* begin INPUT DATA *

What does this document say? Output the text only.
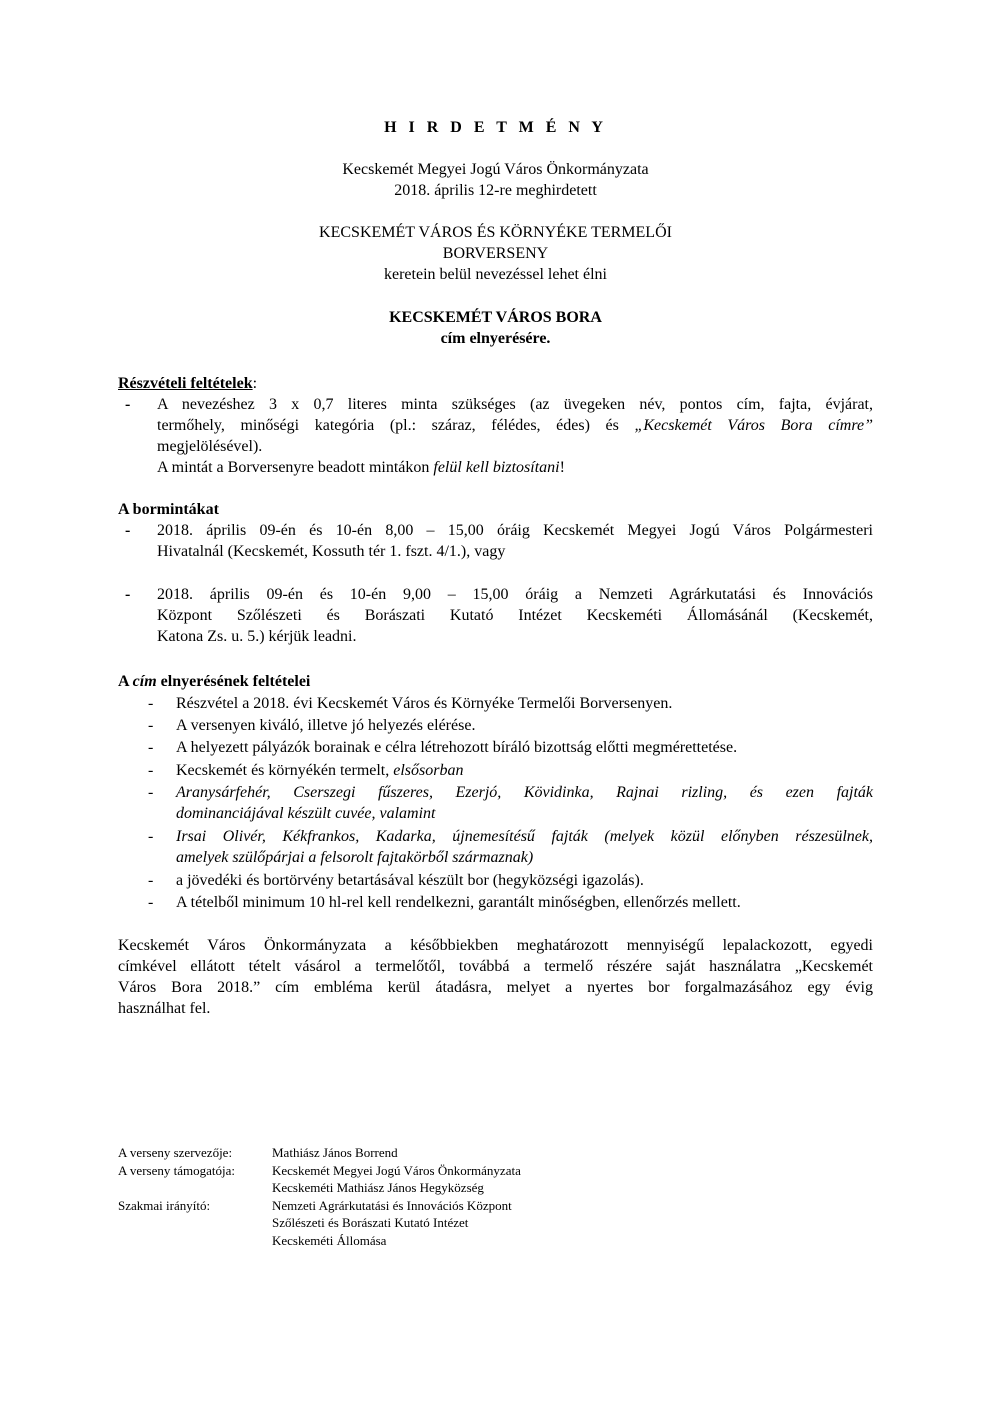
H I R D E T M É N Y
Kecskemét Megyei Jogú Város Önkormányzata
2018. április 12-re meghirdetett
KECSKEMÉT VÁROS ÉS KÖRNYÉKE TERMELŐI
BORVERSENY
keretein belül nevezéssel lehet élni
KECSKEMÉT VÁROS BORA
cím elnyerésére.
Részvételi feltételek:
- A nevezéshez 3 x 0,7 literes minta szükséges (az üvegeken név, pontos cím, fajta, évjárat,
termőhely, minőségi kategória (pl.: száraz, félédes, édes) és „Kecskemét Város Bora címre”
megjelölésével).
A mintát a Borversenyre beadott mintákon felül kell biztosítani!
A bormintákat
- 2018. április 09-én és 10-én 8,00 – 15,00 óráig Kecskemét Megyei Jogú Város Polgármesteri
Hivatalnál (Kecskemét, Kossuth tér 1. fszt. 4/1.), vagy
- 2018. április 09-én és 10-én 9,00 – 15,00 óráig a Nemzeti Agrárkutatási és Innovációs
Központ Szőlészeti és Borászati Kutató Intézet Kecskeméti Állomásánál (Kecskemét,
Katona Zs. u. 5.) kérjük leadni.
A cím elnyerésének feltételei
- Részvétel a 2018. évi Kecskemét Város és Környéke Termelői Borversenyen.
- A versenyen kiváló, illetve jó helyezés elérése.
- A helyezett pályázók borainak e célra létrehozott bíráló bizottság előtti megmérettetése.
- Kecskemét és környékén termelt, elsősorban
- Aranysárfehér, Cserszegi fűszeres, Ezerjó, Kövidinka, Rajnai rizling, és ezen fajták
dominanciájával készült cuvée, valamint
- Irsai Olivér, Kékfrankos, Kadarka, újnemesítésű fajták (melyek közül előnyben részesülnek,
amelyek szülőpárjai a felsorolt fajtakörből származnak)
- a jövedéki és bortörvény betartásával készült bor (hegyközségi igazolás).
- A tételből minimum 10 hl-rel kell rendelkezni, garantált minőségben, ellenőrzés mellett.
Kecskemét Város Önkormányzata a későbbiekben meghatározott mennyiségű lepalackozott, egyedi
címkével ellátott tételt vásárol a termelőtől, továbbá a termelő részére saját használatra „Kecskemét
Város Bora 2018.” cím embléma kerül átadásra, melyet a nyertes bor forgalmazásához egy évig
használhat fel.
A verseny szervezője:	Mathiász János Borrend
A verseny támogatója:	Kecskemét Megyei Jogú Város Önkormányzata
Kecskeméti Mathiász János Hegyközség
Szakmai irányító:	Nemzeti Agrárkutatási és Innovációs Központ
Szőlészeti és Borászati Kutató Intézet
Kecskeméti Állomása
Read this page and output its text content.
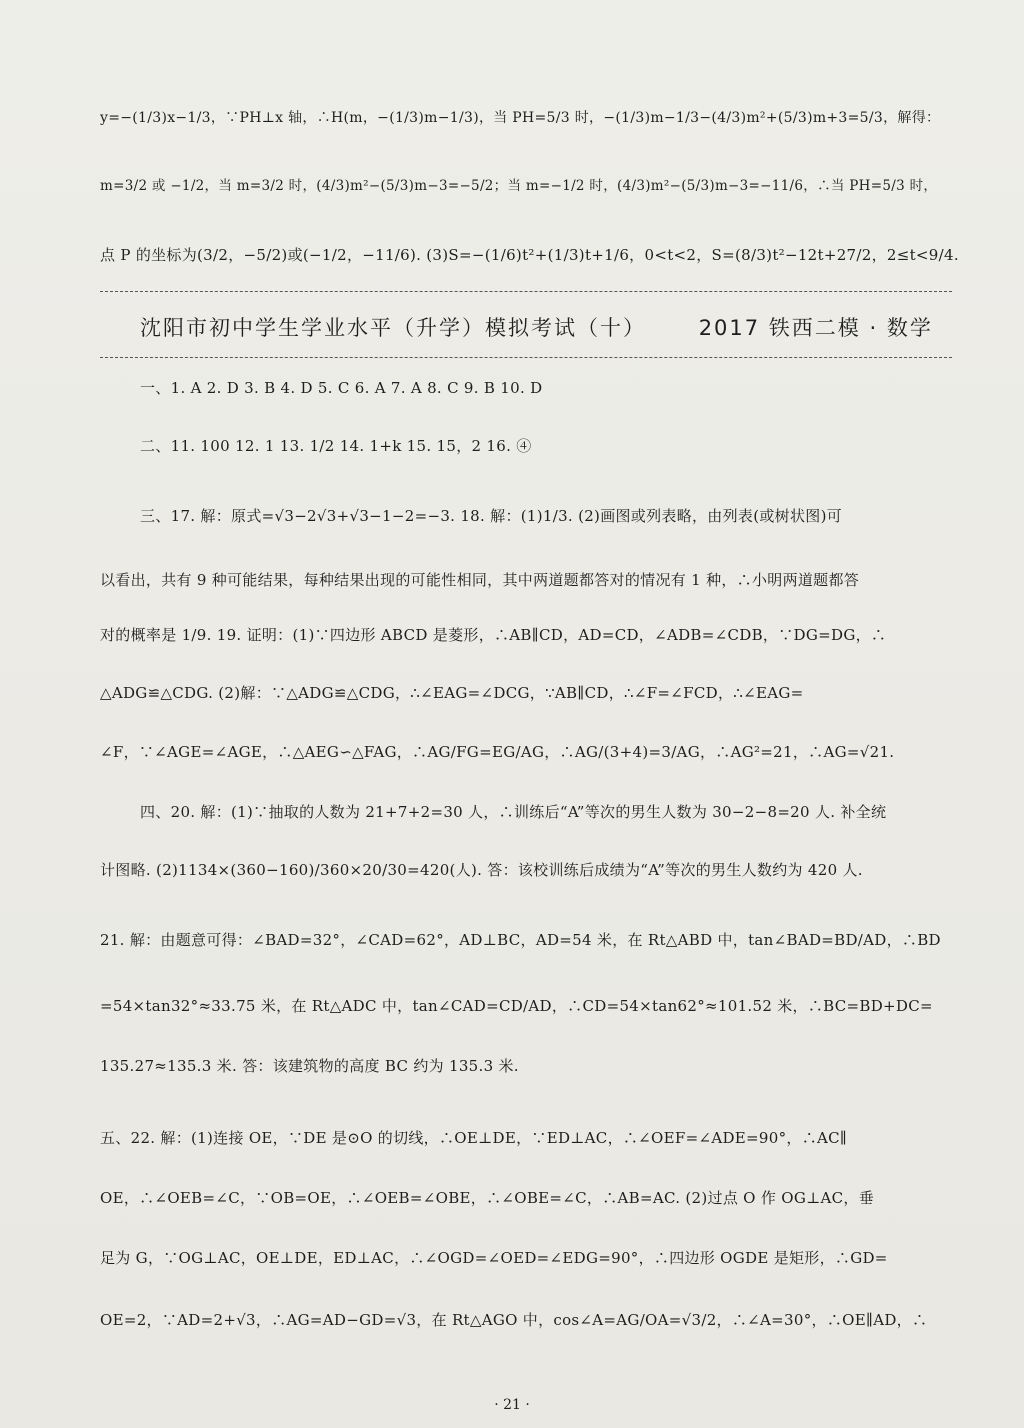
y=−(1/3)x−1/3，∵PH⊥x 轴，∴H(m，−(1/3)m−1/3)，当 PH=5/3 时，−(1/3)m−1/3−(4/3)m²+(5/3)m+3=5/3，解得：
m=3/2 或 −1/2，当 m=3/2 时，(4/3)m²−(5/3)m−3=−5/2；当 m=−1/2 时，(4/3)m²−(5/3)m−3=−11/6，∴当 PH=5/3 时，
点 P 的坐标为(3/2，−5/2)或(−1/2，−11/6). (3)S=−(1/6)t²+(1/3)t+1/6，0<t<2，S=(8/3)t²−12t+27/2，2≤t<9/4.
沈阳市初中学生学业水平（升学）模拟考试（十）	2017 铁西二模 · 数学
一、1. A 2. D 3. B 4. D 5. C 6. A 7. A 8. C 9. B 10. D
二、11. 100 12. 1 13. 1/2 14. 1+k 15. 15，2 16. ④
三、17. 解：原式=√3−2√3+√3−1−2=−3. 18. 解：(1)1/3. (2)画图或列表略，由列表(或树状图)可
以看出，共有 9 种可能结果，每种结果出现的可能性相同，其中两道题都答对的情况有 1 种，∴小明两道题都答
对的概率是 1/9. 19. 证明：(1)∵四边形 ABCD 是菱形，∴AB∥CD，AD=CD，∠ADB=∠CDB，∵DG=DG，∴
△ADG≌△CDG. (2)解：∵△ADG≌△CDG，∴∠EAG=∠DCG，∵AB∥CD，∴∠F=∠FCD，∴∠EAG=
∠F，∵∠AGE=∠AGE，∴△AEG∽△FAG，∴AG/FG=EG/AG，∴AG/(3+4)=3/AG，∴AG²=21，∴AG=√21.
四、20. 解：(1)∵抽取的人数为 21+7+2=30 人，∴训练后“A”等次的男生人数为 30−2−8=20 人. 补全统
计图略. (2)1134×(360−160)/360×20/30=420(人). 答：该校训练后成绩为“A”等次的男生人数约为 420 人.
21. 解：由题意可得：∠BAD=32°，∠CAD=62°，AD⊥BC，AD=54 米，在 Rt△ABD 中，tan∠BAD=BD/AD，∴BD
=54×tan32°≈33.75 米，在 Rt△ADC 中，tan∠CAD=CD/AD，∴CD=54×tan62°≈101.52 米，∴BC=BD+DC=
135.27≈135.3 米. 答：该建筑物的高度 BC 约为 135.3 米.
五、22. 解：(1)连接 OE，∵DE 是⊙O 的切线，∴OE⊥DE，∵ED⊥AC，∴∠OEF=∠ADE=90°，∴AC∥
OE，∴∠OEB=∠C，∵OB=OE，∴∠OEB=∠OBE，∴∠OBE=∠C，∴AB=AC. (2)过点 O 作 OG⊥AC，垂
足为 G，∵OG⊥AC，OE⊥DE，ED⊥AC，∴∠OGD=∠OED=∠EDG=90°，∴四边形 OGDE 是矩形，∴GD=
OE=2，∵AD=2+√3，∴AG=AD−GD=√3，在 Rt△AGO 中，cos∠A=AG/OA=√3/2，∴∠A=30°，∴OE∥AD，∴
· 21 ·
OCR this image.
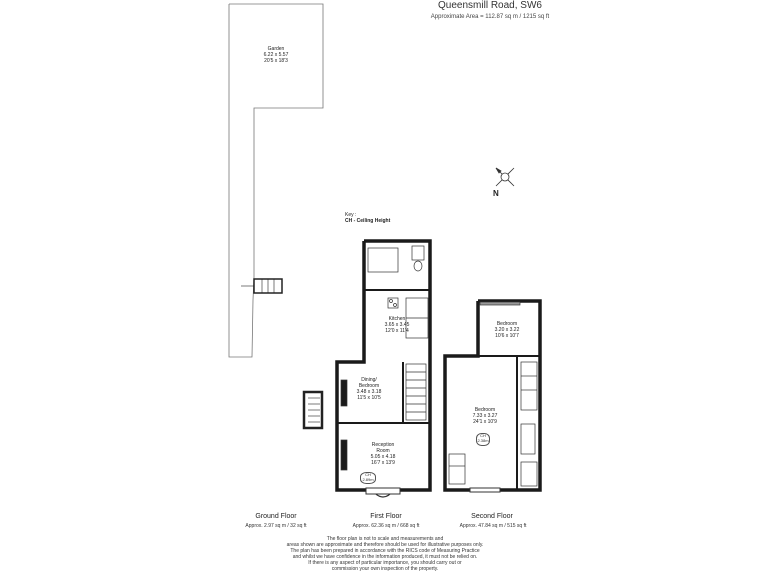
Queensmill Road, SW6
Approximate Area = 112.87 sq m / 1215 sq ft
N
Key :
CH - Ceiling Height
Garden
6.22 x 5.57
20'5 x 18'3
Kitchen
3.65 x 3.45
12'0 x 11'4
Dining/
Bedroom
3.48 x 3.18
11'5 x 10'5
Reception
Room
5.05 x 4.18
16'7 x 13'9
Bedroom
3.20 x 3.22
10'6 x 10'7
Bedroom
7.33 x 3.27
24'1 x 10'9
CH
2.89m
CH
2.38m
Ground Floor
Approx. 2.97 sq m / 32 sq ft
First Floor
Approx. 62.36 sq m / 668 sq ft
Second Floor
Approx. 47.84 sq m / 515 sq ft
The floor plan is not to scale and measurements and
areas shown are approximate and therefore should be used for illustrative purposes only.
The plan has been prepared in accordance with the RICS code of Measuring Practice
and whilst we have confidence in the information produced, it must not be relied on.
If there is any aspect of particular importance, you should carry out or
commission your own inspection of the property.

* end INPUT DATA *

__STATED PROBLEM__. Select all lines in the listing above where the word "Innovációs" appears, and show them.

__ANSWER TO THE EXERCISE__.
- 2018. április 09-én és 10-én 9,00 – 15,00 óráig a Nemzeti Agrárkutatási és Innovációs
Szakmai irányító:	Nemzeti Agrárkutatási és Innovációs Központ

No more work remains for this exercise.